→ **Your task**:
All lines holding the string "Zürich" are to be shown.

______________________________

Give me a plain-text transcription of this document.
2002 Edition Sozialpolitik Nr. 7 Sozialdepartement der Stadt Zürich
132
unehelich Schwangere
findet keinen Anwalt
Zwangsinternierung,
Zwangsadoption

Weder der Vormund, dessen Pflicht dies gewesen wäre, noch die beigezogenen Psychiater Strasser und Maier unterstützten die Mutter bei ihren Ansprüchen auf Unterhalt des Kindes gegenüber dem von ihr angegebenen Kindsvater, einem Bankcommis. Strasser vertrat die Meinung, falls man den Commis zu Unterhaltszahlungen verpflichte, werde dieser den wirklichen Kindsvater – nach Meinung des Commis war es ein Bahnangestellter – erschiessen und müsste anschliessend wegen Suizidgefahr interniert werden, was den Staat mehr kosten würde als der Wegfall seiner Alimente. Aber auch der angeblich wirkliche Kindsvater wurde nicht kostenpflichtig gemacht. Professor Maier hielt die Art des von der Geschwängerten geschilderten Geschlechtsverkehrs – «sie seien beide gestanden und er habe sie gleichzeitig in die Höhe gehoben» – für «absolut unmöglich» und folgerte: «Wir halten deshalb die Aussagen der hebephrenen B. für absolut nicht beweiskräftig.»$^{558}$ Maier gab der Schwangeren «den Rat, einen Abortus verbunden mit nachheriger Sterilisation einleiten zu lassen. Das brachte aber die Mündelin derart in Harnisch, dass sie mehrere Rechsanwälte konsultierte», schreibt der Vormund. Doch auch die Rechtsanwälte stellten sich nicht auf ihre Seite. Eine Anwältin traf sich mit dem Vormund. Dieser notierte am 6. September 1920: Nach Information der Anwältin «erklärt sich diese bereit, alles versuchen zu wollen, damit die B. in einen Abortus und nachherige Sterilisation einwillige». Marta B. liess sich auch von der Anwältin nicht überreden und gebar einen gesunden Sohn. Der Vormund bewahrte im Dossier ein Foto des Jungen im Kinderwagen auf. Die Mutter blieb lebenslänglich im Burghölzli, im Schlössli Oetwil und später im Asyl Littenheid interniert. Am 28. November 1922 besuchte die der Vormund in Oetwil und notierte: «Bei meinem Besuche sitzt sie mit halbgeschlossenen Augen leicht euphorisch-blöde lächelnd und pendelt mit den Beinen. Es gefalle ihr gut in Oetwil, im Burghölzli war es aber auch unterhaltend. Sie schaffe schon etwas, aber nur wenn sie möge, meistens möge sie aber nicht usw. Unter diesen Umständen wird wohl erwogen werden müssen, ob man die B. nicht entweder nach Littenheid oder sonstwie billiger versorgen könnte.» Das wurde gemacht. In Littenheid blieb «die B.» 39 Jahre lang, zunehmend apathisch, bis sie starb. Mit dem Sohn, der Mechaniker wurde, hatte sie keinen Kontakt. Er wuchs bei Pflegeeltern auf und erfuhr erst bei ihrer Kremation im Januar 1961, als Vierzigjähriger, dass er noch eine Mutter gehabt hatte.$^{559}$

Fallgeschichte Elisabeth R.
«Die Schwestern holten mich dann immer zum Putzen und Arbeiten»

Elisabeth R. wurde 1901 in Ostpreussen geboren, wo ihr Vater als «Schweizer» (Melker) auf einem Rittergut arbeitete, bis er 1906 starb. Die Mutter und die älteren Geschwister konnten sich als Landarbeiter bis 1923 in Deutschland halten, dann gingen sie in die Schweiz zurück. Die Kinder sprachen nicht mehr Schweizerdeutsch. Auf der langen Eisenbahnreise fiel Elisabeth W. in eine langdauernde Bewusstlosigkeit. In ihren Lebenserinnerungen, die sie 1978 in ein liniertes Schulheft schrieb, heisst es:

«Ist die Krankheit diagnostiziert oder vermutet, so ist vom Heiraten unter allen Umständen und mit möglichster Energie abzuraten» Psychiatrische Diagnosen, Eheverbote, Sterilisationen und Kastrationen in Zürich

______________________________

→ **Answer to this task**:
2002 Edition Sozialpolitik Nr. 7 Sozialdepartement der Stadt Zürich
«Ist die Krankheit diagnostiziert oder vermutet, so ist vom Heiraten unter allen Umständen und mit möglichster Energie abzuraten» Psychiatrische Diagnosen, Eheverbote, Sterilisationen und Kastrationen in Zürich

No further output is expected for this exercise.